* Requirement
Gather all lines containing the string "this" and copy them out.

>> Begin Extracted entries

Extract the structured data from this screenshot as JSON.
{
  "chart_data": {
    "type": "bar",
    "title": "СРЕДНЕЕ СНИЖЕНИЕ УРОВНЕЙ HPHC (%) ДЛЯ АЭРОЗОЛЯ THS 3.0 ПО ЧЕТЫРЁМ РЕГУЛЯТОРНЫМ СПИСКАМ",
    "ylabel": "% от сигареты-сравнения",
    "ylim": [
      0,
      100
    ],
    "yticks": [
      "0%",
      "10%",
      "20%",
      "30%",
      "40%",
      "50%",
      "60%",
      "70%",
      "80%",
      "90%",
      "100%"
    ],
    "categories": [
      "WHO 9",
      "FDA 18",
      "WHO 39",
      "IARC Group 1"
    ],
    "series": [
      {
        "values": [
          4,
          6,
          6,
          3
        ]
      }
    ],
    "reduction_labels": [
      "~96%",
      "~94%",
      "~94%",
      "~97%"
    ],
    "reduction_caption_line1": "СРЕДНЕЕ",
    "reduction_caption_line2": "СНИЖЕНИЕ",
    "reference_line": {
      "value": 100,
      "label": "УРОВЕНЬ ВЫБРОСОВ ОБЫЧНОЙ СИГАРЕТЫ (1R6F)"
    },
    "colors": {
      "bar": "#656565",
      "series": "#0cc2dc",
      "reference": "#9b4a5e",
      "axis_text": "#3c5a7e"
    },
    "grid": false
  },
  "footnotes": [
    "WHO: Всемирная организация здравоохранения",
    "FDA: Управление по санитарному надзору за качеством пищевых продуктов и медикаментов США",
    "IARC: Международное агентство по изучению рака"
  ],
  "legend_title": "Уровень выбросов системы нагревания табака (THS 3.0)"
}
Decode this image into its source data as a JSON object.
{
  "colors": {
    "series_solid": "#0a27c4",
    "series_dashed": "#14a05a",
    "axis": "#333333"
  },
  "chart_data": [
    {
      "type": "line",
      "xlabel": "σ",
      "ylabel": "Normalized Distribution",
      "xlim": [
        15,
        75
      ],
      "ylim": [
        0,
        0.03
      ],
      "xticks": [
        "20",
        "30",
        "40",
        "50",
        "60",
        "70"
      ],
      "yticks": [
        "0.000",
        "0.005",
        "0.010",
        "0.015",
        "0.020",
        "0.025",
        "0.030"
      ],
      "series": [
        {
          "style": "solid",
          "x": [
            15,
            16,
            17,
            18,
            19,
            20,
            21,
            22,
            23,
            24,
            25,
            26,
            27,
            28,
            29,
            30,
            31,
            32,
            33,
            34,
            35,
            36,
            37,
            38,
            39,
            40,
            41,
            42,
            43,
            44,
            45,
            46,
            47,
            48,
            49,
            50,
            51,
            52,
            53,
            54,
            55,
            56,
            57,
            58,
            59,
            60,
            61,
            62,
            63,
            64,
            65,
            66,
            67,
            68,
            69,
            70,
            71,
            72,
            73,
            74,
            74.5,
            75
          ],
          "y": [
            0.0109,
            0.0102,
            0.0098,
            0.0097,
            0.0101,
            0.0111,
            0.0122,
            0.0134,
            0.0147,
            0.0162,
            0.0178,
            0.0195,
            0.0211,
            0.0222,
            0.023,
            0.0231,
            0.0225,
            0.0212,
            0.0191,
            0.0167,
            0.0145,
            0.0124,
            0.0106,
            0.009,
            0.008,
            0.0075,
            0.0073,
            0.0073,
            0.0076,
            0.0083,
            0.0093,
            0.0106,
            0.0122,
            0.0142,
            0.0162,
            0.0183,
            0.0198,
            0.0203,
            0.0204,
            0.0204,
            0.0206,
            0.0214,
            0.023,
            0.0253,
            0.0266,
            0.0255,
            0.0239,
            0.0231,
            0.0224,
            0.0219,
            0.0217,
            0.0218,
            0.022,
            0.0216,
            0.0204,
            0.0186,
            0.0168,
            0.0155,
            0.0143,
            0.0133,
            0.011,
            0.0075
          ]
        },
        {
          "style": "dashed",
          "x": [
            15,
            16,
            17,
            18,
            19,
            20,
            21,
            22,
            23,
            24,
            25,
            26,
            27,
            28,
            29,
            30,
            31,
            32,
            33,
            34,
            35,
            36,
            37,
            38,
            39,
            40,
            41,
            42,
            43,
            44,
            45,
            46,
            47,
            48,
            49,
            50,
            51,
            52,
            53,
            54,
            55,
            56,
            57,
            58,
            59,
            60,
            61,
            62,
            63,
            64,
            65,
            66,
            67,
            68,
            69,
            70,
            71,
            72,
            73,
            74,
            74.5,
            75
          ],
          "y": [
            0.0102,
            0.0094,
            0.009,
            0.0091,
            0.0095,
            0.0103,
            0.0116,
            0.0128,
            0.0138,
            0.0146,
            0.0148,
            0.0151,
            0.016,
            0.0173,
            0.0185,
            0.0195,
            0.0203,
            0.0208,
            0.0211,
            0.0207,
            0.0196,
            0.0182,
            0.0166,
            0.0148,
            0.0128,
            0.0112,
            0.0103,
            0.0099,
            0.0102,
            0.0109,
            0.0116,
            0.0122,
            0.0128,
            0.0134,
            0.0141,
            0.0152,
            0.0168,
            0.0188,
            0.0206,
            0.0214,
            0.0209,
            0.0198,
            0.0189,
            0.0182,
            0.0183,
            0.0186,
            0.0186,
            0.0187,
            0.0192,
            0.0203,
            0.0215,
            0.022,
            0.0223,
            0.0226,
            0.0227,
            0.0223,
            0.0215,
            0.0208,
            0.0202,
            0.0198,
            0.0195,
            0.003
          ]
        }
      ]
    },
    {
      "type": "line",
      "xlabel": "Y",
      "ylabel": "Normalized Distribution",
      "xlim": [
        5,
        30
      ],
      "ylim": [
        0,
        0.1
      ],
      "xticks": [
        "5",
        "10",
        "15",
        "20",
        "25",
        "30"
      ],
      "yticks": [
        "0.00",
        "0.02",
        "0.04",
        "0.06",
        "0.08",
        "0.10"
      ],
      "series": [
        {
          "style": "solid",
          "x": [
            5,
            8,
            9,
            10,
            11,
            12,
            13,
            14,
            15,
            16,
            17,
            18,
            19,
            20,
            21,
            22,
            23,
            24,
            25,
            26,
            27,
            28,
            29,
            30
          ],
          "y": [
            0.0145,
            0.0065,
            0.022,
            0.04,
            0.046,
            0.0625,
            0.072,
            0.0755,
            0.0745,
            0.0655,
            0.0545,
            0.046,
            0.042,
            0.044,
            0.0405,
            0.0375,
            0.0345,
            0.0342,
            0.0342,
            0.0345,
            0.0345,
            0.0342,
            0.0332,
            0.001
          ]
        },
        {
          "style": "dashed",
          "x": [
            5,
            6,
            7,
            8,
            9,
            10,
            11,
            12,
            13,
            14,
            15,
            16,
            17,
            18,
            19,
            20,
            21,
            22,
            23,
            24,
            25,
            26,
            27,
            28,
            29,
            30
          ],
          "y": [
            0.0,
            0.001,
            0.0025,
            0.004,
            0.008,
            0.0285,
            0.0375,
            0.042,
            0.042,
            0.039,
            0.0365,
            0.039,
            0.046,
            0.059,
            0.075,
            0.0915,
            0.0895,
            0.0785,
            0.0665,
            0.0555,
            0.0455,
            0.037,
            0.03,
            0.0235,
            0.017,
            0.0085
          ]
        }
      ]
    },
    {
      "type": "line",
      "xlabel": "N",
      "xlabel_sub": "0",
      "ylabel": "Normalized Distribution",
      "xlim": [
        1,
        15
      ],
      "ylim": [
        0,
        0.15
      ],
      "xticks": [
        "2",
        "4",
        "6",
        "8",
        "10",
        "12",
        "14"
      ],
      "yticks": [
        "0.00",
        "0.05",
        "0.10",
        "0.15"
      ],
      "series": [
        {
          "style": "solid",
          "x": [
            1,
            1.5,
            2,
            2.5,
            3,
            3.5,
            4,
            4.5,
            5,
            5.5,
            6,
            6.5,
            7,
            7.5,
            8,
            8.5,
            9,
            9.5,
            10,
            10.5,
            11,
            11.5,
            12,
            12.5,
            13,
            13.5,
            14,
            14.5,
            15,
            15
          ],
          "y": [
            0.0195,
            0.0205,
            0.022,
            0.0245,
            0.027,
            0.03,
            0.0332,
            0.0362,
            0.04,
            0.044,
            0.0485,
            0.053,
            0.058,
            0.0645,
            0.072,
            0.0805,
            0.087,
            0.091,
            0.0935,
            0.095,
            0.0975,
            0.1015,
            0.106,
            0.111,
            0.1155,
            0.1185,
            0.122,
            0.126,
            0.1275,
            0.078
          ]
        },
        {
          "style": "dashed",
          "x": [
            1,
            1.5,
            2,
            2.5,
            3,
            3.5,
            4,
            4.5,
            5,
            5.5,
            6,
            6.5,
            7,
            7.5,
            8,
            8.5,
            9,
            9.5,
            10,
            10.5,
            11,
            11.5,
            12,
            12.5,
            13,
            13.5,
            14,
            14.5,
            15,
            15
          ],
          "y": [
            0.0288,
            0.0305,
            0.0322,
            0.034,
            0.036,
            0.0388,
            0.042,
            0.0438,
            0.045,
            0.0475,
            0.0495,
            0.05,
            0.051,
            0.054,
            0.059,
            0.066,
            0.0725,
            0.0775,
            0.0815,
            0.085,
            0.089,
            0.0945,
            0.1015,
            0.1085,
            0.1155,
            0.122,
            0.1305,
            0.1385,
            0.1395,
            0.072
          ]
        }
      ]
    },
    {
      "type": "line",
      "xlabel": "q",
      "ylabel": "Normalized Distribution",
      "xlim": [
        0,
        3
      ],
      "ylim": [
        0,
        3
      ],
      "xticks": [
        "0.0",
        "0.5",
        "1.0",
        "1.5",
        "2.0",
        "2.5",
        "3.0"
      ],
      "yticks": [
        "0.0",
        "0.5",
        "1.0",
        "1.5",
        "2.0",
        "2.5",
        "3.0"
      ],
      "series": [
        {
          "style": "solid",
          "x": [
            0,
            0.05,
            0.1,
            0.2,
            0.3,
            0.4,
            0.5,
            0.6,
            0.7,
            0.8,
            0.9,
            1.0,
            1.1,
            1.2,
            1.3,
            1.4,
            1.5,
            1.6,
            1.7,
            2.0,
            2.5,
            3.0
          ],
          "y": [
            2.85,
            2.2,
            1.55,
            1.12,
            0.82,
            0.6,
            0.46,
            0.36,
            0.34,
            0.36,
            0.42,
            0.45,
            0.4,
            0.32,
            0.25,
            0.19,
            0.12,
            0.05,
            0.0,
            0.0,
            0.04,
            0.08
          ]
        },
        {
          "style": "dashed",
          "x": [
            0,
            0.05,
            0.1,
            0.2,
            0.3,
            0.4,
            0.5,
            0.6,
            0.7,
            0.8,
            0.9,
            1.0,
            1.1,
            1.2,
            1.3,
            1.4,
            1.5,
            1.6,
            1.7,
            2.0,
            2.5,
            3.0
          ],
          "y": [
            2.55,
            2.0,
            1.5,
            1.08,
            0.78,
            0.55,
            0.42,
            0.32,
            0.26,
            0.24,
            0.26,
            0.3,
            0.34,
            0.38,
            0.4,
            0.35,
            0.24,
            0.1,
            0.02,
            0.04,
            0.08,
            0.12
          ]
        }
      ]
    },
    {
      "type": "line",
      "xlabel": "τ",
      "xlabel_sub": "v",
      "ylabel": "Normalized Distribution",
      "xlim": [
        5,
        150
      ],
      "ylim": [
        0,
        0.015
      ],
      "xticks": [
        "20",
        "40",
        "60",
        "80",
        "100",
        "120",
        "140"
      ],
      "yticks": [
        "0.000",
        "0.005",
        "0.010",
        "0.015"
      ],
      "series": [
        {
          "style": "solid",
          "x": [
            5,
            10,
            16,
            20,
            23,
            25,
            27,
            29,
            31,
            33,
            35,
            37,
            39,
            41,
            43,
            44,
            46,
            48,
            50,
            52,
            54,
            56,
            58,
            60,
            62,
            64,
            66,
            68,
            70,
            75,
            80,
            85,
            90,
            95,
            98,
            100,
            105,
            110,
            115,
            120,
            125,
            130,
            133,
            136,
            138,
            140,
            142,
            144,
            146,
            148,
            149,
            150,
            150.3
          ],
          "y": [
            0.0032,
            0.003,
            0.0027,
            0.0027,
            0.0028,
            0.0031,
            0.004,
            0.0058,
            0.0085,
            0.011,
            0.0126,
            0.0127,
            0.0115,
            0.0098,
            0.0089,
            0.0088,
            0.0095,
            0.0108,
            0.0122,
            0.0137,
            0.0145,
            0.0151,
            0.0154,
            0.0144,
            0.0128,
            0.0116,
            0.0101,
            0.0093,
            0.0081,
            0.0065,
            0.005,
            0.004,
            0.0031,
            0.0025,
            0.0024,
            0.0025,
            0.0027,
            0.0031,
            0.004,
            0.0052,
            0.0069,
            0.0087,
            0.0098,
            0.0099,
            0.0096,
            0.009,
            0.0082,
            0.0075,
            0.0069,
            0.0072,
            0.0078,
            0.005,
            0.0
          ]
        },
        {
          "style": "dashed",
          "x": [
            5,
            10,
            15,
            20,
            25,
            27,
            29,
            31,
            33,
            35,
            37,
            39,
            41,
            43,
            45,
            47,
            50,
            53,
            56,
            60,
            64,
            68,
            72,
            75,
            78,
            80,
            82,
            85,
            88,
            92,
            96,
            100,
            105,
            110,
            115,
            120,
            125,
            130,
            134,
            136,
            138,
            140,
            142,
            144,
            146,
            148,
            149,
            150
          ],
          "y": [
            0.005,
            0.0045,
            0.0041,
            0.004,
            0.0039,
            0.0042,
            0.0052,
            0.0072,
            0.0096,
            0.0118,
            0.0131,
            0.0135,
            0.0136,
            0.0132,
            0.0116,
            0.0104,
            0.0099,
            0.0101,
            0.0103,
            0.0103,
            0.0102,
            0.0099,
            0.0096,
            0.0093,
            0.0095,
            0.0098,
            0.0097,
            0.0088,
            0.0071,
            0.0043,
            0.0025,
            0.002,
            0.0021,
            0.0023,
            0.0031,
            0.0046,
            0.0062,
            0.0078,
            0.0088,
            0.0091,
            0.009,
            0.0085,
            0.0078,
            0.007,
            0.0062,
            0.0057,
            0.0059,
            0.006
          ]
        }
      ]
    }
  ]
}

>> End Extracted entries

* Reply to the exercise
Extract the structured data from this screenshot as JSON.
Decode this image into its source data as a JSON object.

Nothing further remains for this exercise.